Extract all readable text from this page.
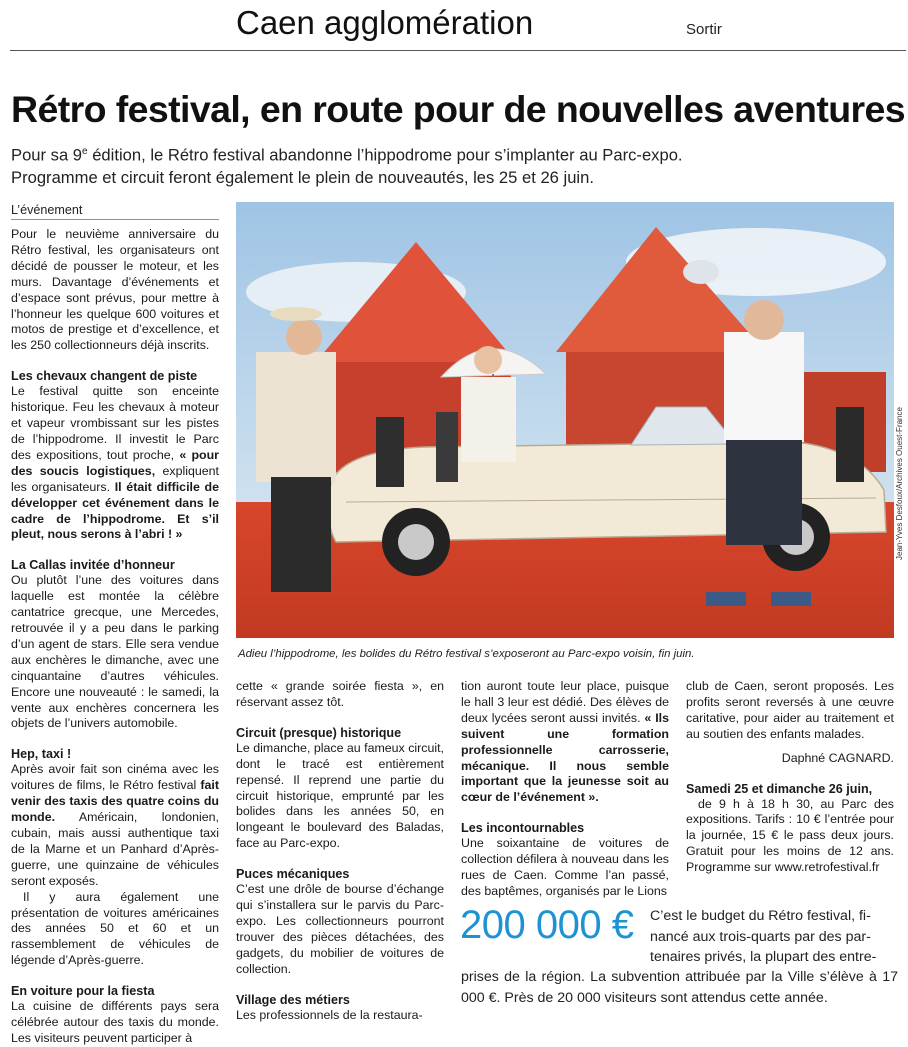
Caen agglomération	Sortir
Rétro festival, en route pour de nouvelles aventures
Pour sa 9e édition, le Rétro festival abandonne l’hippodrome pour s’implanter au Parc-expo.
Programme et circuit feront également le plein de nouveautés, les 25 et 26 juin.
L’événement

Pour le neuvième anniversaire du Rétro festival, les organisateurs ont décidé de pousser le moteur, et les murs. Davantage d’événements et d’espace sont prévus, pour mettre à l’honneur les quelque 600 voitures et motos de prestige et d’excellence, et les 250 collectionneurs déjà inscrits.

Les chevaux changent de piste

Le festival quitte son enceinte historique. Feu les chevaux à moteur et vapeur vrombissant sur les pistes de l’hippodrome. Il investit le Parc des expositions, tout proche, « pour des soucis logistiques, expliquent les organisateurs. Il était difficile de développer cet événement dans le cadre de l’hippodrome. Et s’il pleut, nous serons à l’abri ! »

La Callas invitée d’honneur

Ou plutôt l’une des voitures dans laquelle est montée la célèbre cantatrice grecque, une Mercedes, retrouvée il y a peu dans le parking d’un agent de stars. Elle sera vendue aux enchères le dimanche, avec une cinquantaine d’autres véhicules. Encore une nouveauté : le samedi, la vente aux enchères concernera les objets de l’univers automobile.

Hep, taxi !

Après avoir fait son cinéma avec les voitures de films, le Rétro festival fait venir des taxis des quatre coins du monde. Américain, londonien, cubain, mais aussi authentique taxi de la Marne et un Panhard d’Après-guerre, une quinzaine de véhicules seront exposés.

Il y aura également une présentation de voitures américaines des années 50 et 60 et un rassemblement de véhicules de légende d’Après-guerre.

En voiture pour la fiesta

La cuisine de différents pays sera célébrée autour des taxis du monde. Les visiteurs peuvent participer à

Jean-Yves Desfoux/Archives Ouest-France
Adieu l’hippodrome, les bolides du Rétro festival s’exposeront au Parc-expo voisin, fin juin.

cette « grande soirée fiesta », en réservant assez tôt.

Circuit (presque) historique

Le dimanche, place au fameux circuit, dont le tracé est entièrement repensé. Il reprend une partie du circuit historique, emprunté par les bolides dans les années 50, en longeant le boulevard des Baladas, face au Parc-expo.

Puces mécaniques

C’est une drôle de bourse d’échange qui s’installera sur le parvis du Parc-expo. Les collectionneurs pourront trouver des pièces détachées, des gadgets, du mobilier de voitures de collection.

Village des métiers

Les professionnels de la restaura-

tion auront toute leur place, puisque le hall 3 leur est dédié. Des élèves de deux lycées seront aussi invités. « Ils suivent une formation professionnelle carrosserie, mécanique. Il nous semble important que la jeunesse soit au cœur de l’événement ».

Les incontournables

Une soixantaine de voitures de collection défilera à nouveau dans les rues de Caen. Comme l’an passé, des baptêmes, organisés par le Lions

club de Caen, seront proposés. Les profits seront reversés à une œuvre caritative, pour aider au traitement et au soutien des enfants malades.

Daphné CAGNARD.

Samedi 25 et dimanche 26 juin,

de 9 h à 18 h 30, au Parc des expositions. Tarifs : 10 € l’entrée pour la journée, 15 € le pass deux jours. Gratuit pour les moins de 12 ans. Programme sur www.retrofestival.fr

200 000 € C’est le budget du Rétro festival, fi-
nancé aux trois-quarts par des par-
tenaires privés, la plupart des entre-
prises de la région. La subvention attribuée par la Ville s’élève à 17 000 €. Près de 20 000 visiteurs sont attendus cette année.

···

PROBLEM DESCRIPTION: From the data above, write out everything exactly except the pictures.

WRITTEN SOLUTION:
Extract all readable text from this page.
Caen agglomération	Sortir
Rétro festival, en route pour de nouvelles aventures
Pour sa 9e édition, le Rétro festival abandonne l’hippodrome pour s’implanter au Parc-expo.
Programme et circuit feront également le plein de nouveautés, les 25 et 26 juin.
L’événement

Pour le neuvième anniversaire du Rétro festival, les organisateurs ont décidé de pousser le moteur, et les murs. Davantage d’événements et d’espace sont prévus, pour mettre à l’honneur les quelque 600 voitures et motos de prestige et d’excellence, et les 250 collectionneurs déjà inscrits.

Les chevaux changent de piste

Le festival quitte son enceinte historique. Feu les chevaux à moteur et vapeur vrombissant sur les pistes de l’hippodrome. Il investit le Parc des expositions, tout proche, « pour des soucis logistiques, expliquent les organisateurs. Il était difficile de développer cet événement dans le cadre de l’hippodrome. Et s’il pleut, nous serons à l’abri ! »

La Callas invitée d’honneur

Ou plutôt l’une des voitures dans laquelle est montée la célèbre cantatrice grecque, une Mercedes, retrouvée il y a peu dans le parking d’un agent de stars. Elle sera vendue aux enchères le dimanche, avec une cinquantaine d’autres véhicules. Encore une nouveauté : le samedi, la vente aux enchères concernera les objets de l’univers automobile.

Hep, taxi !

Après avoir fait son cinéma avec les voitures de films, le Rétro festival fait venir des taxis des quatre coins du monde. Américain, londonien, cubain, mais aussi authentique taxi de la Marne et un Panhard d’Après-guerre, une quinzaine de véhicules seront exposés.

Il y aura également une présentation de voitures américaines des années 50 et 60 et un rassemblement de véhicules de légende d’Après-guerre.

En voiture pour la fiesta

La cuisine de différents pays sera célébrée autour des taxis du monde. Les visiteurs peuvent participer à

Jean-Yves Desfoux/Archives Ouest-France
Adieu l’hippodrome, les bolides du Rétro festival s’exposeront au Parc-expo voisin, fin juin.

cette « grande soirée fiesta », en réservant assez tôt.

Circuit (presque) historique

Le dimanche, place au fameux circuit, dont le tracé est entièrement repensé. Il reprend une partie du circuit historique, emprunté par les bolides dans les années 50, en longeant le boulevard des Baladas, face au Parc-expo.

Puces mécaniques

C’est une drôle de bourse d’échange qui s’installera sur le parvis du Parc-expo. Les collectionneurs pourront trouver des pièces détachées, des gadgets, du mobilier de voitures de collection.

Village des métiers

Les professionnels de la restaura-

tion auront toute leur place, puisque le hall 3 leur est dédié. Des élèves de deux lycées seront aussi invités. « Ils suivent une formation professionnelle carrosserie, mécanique. Il nous semble important que la jeunesse soit au cœur de l’événement ».

Les incontournables

Une soixantaine de voitures de collection défilera à nouveau dans les rues de Caen. Comme l’an passé, des baptêmes, organisés par le Lions

club de Caen, seront proposés. Les profits seront reversés à une œuvre caritative, pour aider au traitement et au soutien des enfants malades.

Daphné CAGNARD.

Samedi 25 et dimanche 26 juin,

de 9 h à 18 h 30, au Parc des expositions. Tarifs : 10 € l’entrée pour la journée, 15 € le pass deux jours. Gratuit pour les moins de 12 ans. Programme sur www.retrofestival.fr

200 000 € C’est le budget du Rétro festival, fi-
nancé aux trois-quarts par des par-
tenaires privés, la plupart des entre-
prises de la région. La subvention attribuée par la Ville s’élève à 17 000 €. Près de 20 000 visiteurs sont attendus cette année.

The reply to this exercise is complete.